Listing:
-- start --

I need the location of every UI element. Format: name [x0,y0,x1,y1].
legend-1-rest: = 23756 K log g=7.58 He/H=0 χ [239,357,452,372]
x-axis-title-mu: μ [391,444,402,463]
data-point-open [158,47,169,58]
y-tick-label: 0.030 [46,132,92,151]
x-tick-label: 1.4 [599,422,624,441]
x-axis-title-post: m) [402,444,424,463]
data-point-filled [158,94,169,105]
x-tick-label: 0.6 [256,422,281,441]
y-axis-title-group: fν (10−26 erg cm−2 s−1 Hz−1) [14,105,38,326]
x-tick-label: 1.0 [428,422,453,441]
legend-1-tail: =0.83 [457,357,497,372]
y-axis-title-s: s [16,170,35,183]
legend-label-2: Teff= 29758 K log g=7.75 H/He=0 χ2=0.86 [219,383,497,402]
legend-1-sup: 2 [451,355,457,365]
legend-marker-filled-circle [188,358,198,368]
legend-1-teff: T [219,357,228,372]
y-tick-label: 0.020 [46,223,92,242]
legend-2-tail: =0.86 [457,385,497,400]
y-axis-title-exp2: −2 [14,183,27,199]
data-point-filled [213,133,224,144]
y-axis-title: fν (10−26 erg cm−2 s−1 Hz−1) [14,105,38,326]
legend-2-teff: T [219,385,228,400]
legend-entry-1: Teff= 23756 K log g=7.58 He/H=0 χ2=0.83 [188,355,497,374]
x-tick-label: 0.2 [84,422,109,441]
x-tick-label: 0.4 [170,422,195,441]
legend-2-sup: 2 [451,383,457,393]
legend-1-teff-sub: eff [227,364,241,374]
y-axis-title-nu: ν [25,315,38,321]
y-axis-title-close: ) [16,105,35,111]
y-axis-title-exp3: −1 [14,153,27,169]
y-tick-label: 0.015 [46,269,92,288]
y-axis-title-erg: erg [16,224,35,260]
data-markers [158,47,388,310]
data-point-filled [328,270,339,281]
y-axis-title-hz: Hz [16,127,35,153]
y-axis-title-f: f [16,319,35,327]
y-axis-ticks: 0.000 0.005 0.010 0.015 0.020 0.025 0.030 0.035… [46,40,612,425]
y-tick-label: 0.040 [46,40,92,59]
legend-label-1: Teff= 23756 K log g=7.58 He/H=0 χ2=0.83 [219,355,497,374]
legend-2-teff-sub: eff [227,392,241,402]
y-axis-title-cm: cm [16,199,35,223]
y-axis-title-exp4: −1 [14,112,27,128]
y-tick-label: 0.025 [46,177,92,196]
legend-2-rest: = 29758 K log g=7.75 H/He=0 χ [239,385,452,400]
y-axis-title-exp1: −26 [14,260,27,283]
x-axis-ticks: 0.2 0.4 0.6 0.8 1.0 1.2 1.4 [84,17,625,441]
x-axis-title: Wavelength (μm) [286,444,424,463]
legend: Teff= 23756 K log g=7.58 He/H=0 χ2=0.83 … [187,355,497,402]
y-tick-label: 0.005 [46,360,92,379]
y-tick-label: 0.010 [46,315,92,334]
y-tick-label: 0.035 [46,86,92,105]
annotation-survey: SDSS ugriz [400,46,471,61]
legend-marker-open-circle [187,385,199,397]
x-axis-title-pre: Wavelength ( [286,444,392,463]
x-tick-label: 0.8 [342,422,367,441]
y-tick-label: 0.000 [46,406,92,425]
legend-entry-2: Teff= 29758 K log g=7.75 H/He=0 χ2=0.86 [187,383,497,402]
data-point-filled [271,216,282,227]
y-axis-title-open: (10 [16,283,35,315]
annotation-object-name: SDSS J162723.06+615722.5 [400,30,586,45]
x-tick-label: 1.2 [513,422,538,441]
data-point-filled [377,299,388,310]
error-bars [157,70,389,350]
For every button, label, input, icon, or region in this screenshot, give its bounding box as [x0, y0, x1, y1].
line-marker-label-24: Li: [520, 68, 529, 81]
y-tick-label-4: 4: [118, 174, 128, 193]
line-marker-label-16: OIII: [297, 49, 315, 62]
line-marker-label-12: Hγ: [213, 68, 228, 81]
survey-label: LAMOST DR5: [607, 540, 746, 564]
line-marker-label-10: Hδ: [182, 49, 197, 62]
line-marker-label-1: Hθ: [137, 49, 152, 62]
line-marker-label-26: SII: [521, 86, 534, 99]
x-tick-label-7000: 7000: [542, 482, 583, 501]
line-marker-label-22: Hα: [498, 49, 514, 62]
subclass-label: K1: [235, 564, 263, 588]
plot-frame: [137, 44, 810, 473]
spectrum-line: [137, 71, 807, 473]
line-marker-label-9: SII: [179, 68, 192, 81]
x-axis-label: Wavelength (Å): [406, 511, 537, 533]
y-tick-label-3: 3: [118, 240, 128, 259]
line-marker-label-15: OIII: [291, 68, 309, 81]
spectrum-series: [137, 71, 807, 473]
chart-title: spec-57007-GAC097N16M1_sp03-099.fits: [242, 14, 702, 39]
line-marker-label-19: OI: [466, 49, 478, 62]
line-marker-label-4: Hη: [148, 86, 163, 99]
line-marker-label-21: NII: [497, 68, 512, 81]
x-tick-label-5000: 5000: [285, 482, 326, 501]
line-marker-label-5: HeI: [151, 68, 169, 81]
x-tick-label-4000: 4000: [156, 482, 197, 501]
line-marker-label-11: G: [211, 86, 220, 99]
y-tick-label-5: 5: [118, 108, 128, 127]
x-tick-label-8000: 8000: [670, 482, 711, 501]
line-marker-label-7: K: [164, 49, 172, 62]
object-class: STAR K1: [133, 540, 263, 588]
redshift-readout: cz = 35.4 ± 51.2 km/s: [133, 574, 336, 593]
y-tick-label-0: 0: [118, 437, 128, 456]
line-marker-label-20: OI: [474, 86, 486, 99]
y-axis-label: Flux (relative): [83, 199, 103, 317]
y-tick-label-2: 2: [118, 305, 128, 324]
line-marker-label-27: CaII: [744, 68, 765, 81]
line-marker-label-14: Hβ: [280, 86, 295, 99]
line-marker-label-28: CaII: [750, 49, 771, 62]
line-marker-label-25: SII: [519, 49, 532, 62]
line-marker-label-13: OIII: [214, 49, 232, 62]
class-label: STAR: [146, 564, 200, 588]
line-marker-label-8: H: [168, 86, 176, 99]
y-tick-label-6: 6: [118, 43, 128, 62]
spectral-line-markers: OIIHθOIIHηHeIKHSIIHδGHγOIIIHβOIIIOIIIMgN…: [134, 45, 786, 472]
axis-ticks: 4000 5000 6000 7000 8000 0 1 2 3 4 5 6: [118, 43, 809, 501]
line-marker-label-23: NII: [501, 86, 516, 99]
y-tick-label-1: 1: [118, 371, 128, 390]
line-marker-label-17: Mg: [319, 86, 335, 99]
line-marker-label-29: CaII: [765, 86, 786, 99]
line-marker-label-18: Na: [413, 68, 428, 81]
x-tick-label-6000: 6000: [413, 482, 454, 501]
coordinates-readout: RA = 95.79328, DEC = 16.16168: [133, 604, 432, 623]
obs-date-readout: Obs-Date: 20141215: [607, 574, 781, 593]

-- end --
-- start --

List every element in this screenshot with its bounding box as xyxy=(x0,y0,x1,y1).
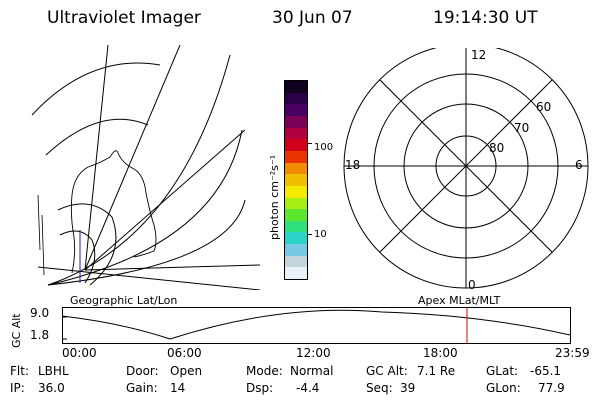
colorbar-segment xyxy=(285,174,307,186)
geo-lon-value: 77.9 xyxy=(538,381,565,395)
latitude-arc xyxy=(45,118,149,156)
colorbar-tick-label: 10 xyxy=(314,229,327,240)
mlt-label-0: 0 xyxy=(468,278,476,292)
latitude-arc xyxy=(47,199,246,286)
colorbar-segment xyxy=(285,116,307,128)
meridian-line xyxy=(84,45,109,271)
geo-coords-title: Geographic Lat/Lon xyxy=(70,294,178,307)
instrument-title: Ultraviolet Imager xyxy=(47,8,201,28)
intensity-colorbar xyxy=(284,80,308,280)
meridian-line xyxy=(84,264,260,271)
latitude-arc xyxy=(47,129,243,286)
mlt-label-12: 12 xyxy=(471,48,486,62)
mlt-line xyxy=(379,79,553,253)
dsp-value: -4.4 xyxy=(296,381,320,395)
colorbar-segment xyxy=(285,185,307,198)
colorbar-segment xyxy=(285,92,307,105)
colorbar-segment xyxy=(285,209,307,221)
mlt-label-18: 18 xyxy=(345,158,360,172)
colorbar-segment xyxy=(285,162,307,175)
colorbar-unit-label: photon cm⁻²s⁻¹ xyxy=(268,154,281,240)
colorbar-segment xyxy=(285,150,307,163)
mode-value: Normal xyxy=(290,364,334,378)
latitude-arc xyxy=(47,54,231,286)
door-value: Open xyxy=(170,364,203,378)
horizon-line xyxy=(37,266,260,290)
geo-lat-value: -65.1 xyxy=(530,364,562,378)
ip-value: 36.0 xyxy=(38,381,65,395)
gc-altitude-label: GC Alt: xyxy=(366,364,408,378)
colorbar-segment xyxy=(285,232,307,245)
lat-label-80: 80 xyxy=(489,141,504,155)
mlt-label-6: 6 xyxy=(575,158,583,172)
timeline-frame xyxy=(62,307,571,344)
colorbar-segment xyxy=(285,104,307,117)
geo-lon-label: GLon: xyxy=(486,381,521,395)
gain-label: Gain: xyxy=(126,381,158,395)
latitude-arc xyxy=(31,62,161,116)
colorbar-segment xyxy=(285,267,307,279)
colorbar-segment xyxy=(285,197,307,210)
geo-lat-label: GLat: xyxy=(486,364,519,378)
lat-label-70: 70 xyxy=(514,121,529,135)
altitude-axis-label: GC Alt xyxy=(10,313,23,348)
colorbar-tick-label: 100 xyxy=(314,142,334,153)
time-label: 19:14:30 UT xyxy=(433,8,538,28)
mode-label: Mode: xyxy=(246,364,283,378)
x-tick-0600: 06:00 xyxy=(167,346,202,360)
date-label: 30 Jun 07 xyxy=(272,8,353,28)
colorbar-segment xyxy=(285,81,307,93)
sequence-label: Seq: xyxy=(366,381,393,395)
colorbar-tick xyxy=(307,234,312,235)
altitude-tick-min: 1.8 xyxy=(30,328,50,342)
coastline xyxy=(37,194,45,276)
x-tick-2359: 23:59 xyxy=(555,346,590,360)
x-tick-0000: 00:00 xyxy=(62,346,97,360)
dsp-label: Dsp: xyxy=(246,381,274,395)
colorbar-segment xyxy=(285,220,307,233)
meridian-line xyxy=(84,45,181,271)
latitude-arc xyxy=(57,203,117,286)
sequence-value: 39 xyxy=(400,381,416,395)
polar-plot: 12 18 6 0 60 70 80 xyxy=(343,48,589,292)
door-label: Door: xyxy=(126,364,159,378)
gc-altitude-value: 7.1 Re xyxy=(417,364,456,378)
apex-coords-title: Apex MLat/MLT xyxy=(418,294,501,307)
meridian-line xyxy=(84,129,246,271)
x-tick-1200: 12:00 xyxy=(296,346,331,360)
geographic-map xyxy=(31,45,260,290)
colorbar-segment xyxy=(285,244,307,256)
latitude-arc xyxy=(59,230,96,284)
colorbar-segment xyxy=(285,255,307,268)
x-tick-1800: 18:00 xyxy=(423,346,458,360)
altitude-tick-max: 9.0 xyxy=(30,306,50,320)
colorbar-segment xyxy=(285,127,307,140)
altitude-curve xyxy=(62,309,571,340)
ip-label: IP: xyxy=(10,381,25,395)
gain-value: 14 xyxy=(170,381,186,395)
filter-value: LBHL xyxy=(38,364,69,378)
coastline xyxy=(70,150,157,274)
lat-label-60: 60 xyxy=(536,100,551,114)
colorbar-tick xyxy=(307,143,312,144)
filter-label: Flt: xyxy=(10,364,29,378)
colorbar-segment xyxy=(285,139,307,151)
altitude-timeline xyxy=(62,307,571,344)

-- end --
-- start --

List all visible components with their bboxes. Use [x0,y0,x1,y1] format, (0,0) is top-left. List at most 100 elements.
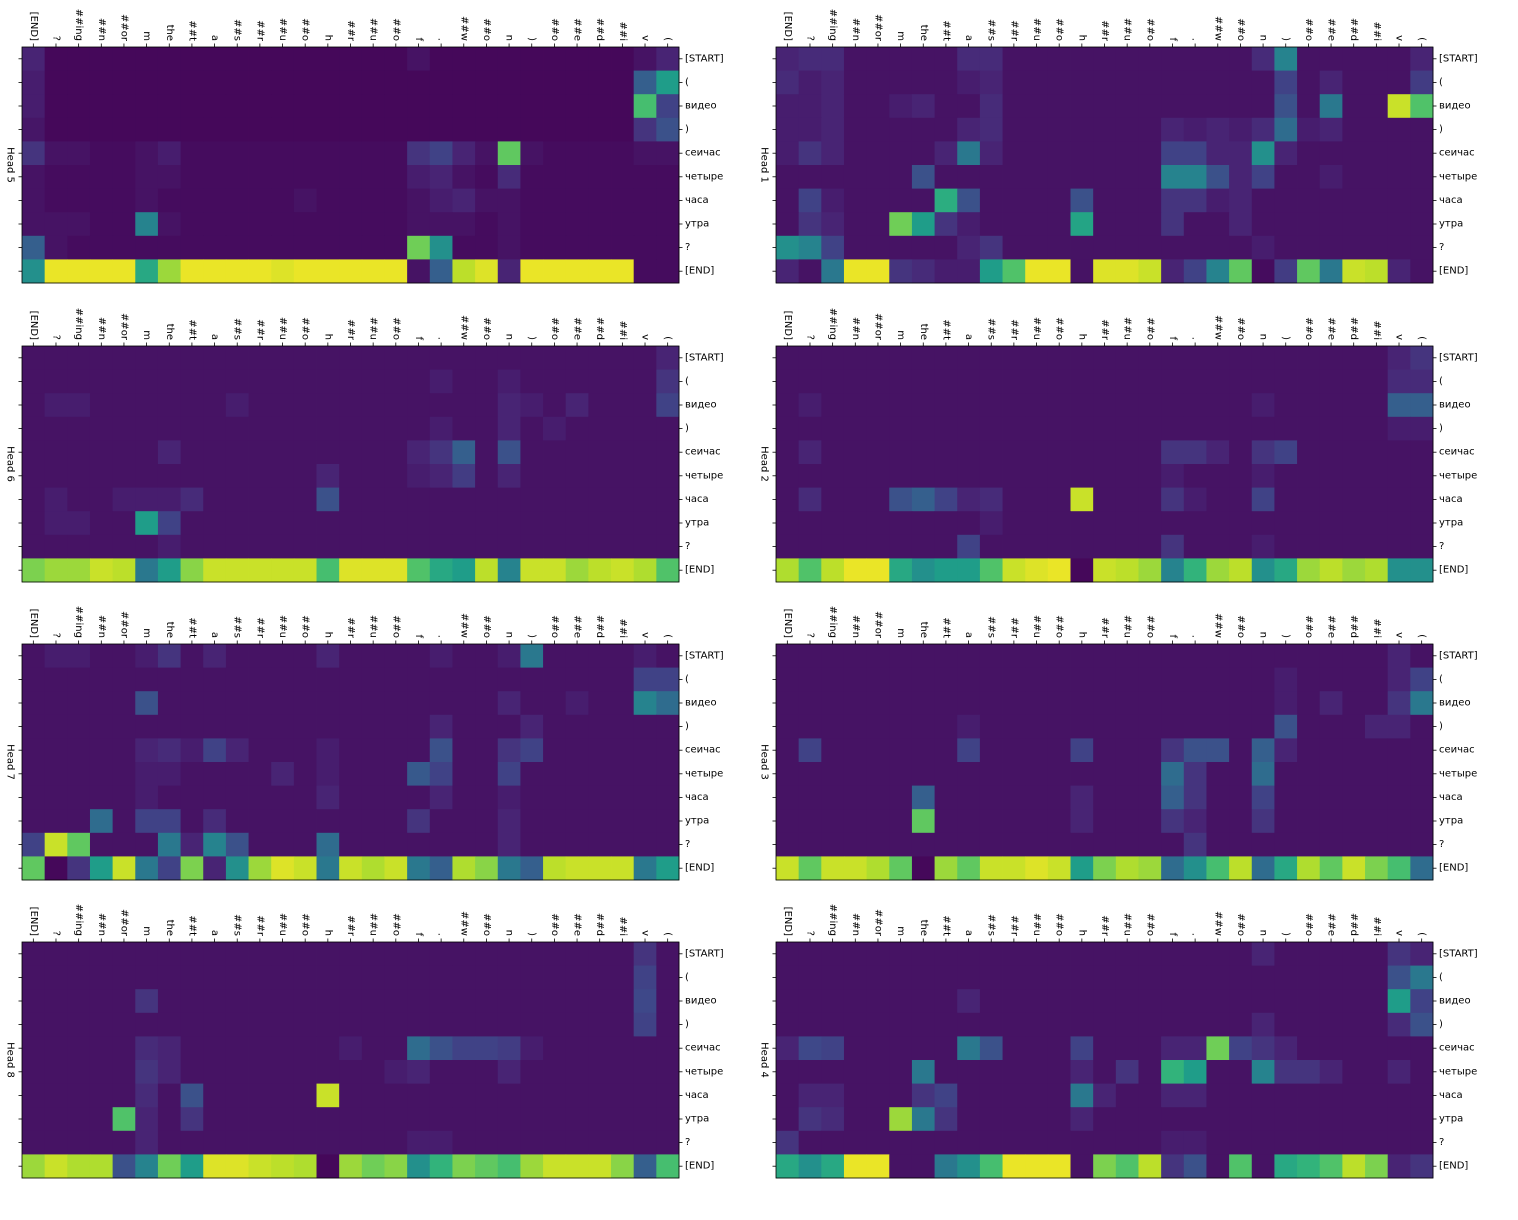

-- end --

Stated task: Copy the data above word for word, from the line containing "List every element" through the line containing "latitude-arc xyxy=(47,129,243,286)", both lines included, and omit the pictures.

Expected answer:
List every element in this screenshot with its bounding box as xyxy=(x0,y0,x1,y1).
colorbar-segment xyxy=(285,174,307,186)
geo-lon-value: 77.9 xyxy=(538,381,565,395)
latitude-arc xyxy=(45,118,149,156)
colorbar-tick-label: 10 xyxy=(314,229,327,240)
mlt-label-0: 0 xyxy=(468,278,476,292)
latitude-arc xyxy=(47,199,246,286)
colorbar-segment xyxy=(285,116,307,128)
meridian-line xyxy=(84,45,109,271)
geo-coords-title: Geographic Lat/Lon xyxy=(70,294,178,307)
instrument-title: Ultraviolet Imager xyxy=(47,8,201,28)
intensity-colorbar xyxy=(284,80,308,280)
meridian-line xyxy=(84,264,260,271)
latitude-arc xyxy=(47,129,243,286)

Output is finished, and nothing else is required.